### REQUIREMENT
How many lines in the listing below include the word "ylabel"? Reply with the count alone.
==== EXTRACTED DATA
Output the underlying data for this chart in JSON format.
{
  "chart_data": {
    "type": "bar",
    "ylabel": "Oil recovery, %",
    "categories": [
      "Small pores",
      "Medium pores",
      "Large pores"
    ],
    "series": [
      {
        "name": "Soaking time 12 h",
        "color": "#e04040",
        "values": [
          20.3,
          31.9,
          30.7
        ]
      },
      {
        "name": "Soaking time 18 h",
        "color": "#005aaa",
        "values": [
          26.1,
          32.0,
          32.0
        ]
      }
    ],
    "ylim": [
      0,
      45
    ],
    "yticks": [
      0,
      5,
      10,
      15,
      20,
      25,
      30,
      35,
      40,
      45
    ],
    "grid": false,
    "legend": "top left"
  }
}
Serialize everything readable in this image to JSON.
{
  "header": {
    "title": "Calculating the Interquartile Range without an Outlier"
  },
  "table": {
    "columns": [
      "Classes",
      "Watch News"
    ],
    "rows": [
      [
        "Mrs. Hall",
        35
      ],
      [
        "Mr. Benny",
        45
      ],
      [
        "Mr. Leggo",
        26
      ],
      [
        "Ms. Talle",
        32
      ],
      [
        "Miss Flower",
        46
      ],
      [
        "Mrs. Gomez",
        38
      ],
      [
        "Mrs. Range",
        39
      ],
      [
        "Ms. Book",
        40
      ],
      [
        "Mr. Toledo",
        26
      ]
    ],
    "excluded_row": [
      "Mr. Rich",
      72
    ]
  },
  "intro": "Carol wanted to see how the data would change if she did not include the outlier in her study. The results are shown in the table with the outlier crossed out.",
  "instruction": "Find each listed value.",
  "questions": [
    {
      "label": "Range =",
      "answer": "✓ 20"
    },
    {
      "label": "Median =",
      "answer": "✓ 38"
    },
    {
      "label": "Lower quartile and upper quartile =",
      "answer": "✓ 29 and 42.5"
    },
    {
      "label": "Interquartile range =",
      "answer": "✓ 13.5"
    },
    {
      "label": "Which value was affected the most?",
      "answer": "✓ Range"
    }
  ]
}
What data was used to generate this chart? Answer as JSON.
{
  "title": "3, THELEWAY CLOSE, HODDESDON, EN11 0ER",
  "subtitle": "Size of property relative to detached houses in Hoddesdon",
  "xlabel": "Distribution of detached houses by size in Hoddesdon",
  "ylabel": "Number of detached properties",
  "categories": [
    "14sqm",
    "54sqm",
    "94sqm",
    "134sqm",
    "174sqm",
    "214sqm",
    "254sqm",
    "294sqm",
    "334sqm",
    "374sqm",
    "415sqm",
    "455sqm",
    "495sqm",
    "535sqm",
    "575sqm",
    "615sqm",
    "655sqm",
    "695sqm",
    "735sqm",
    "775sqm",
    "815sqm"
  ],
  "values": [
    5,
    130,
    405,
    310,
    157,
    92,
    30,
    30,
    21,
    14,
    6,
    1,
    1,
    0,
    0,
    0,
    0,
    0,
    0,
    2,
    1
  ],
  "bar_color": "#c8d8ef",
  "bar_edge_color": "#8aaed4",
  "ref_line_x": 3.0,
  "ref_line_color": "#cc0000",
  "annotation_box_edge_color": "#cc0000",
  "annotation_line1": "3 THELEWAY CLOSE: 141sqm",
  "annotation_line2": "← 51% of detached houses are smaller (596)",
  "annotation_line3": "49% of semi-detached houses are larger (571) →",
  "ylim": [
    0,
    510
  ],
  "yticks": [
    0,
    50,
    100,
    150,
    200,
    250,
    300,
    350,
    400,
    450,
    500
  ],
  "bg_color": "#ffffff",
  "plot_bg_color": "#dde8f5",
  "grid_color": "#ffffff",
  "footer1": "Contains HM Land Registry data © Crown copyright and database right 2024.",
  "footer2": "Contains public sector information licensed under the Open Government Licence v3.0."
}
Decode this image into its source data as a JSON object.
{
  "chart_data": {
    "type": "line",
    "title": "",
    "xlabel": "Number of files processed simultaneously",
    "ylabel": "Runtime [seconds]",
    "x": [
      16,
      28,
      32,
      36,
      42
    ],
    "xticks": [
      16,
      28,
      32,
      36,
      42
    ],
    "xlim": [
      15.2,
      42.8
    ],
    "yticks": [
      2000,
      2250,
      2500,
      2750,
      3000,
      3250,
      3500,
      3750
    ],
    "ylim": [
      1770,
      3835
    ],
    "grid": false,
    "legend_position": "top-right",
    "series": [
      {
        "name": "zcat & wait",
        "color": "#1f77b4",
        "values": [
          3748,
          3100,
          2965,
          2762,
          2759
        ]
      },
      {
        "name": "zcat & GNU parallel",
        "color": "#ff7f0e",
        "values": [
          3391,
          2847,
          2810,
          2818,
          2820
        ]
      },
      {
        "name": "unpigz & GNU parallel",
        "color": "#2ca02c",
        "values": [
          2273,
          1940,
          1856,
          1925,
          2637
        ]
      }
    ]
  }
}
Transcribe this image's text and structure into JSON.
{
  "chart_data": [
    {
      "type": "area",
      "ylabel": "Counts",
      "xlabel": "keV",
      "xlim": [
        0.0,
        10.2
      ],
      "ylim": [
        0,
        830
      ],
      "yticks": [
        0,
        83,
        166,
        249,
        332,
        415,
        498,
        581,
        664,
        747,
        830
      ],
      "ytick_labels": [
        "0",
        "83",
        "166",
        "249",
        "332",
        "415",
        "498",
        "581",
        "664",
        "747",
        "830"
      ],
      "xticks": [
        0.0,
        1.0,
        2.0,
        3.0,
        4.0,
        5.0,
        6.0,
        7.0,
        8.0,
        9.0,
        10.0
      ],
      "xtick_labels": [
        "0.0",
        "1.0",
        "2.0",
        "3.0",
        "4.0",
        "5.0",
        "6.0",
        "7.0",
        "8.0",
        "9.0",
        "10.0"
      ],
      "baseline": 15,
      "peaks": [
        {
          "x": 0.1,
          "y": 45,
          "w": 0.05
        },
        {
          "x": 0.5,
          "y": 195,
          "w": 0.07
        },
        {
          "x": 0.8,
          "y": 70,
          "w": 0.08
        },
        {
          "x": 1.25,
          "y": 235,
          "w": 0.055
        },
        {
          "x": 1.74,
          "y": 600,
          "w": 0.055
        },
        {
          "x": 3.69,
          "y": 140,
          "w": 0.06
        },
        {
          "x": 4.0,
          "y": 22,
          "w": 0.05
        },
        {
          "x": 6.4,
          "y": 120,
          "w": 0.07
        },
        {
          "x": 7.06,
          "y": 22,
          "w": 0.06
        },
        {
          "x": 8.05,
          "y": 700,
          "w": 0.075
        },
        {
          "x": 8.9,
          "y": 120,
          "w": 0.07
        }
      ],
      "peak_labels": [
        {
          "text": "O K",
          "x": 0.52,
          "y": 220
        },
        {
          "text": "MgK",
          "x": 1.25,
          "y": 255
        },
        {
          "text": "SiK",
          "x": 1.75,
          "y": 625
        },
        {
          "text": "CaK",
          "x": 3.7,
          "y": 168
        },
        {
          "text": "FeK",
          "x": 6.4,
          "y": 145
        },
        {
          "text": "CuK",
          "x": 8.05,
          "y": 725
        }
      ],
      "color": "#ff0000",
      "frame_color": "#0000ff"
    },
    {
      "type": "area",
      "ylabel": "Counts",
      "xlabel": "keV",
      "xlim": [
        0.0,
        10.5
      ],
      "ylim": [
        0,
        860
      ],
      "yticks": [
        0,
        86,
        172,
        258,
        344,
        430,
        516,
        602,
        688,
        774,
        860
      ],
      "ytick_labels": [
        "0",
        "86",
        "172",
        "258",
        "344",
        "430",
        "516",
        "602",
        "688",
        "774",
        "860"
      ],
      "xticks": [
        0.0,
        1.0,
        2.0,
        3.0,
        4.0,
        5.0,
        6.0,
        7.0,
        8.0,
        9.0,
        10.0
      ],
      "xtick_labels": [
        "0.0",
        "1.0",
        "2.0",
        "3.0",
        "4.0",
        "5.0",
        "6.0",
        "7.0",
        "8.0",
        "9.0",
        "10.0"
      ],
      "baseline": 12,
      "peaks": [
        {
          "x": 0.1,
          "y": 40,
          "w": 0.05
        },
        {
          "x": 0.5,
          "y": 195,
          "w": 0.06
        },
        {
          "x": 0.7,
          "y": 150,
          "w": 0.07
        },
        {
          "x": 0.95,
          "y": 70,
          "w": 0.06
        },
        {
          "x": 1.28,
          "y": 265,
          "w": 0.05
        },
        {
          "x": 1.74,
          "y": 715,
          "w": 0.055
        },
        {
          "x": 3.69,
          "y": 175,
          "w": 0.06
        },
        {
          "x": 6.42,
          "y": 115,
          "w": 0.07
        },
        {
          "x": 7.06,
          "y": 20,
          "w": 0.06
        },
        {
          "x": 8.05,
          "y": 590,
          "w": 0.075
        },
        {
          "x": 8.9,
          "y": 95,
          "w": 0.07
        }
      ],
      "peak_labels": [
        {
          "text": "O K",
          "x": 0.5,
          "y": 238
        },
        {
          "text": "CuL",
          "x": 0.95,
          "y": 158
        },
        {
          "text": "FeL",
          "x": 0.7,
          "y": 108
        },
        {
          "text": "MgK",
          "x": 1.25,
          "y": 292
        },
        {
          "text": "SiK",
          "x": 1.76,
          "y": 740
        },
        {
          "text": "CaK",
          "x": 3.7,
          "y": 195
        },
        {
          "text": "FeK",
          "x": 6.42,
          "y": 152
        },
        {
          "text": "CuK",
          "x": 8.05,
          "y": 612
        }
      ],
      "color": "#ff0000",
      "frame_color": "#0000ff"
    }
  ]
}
========
### EXERCISE OUTPUT
5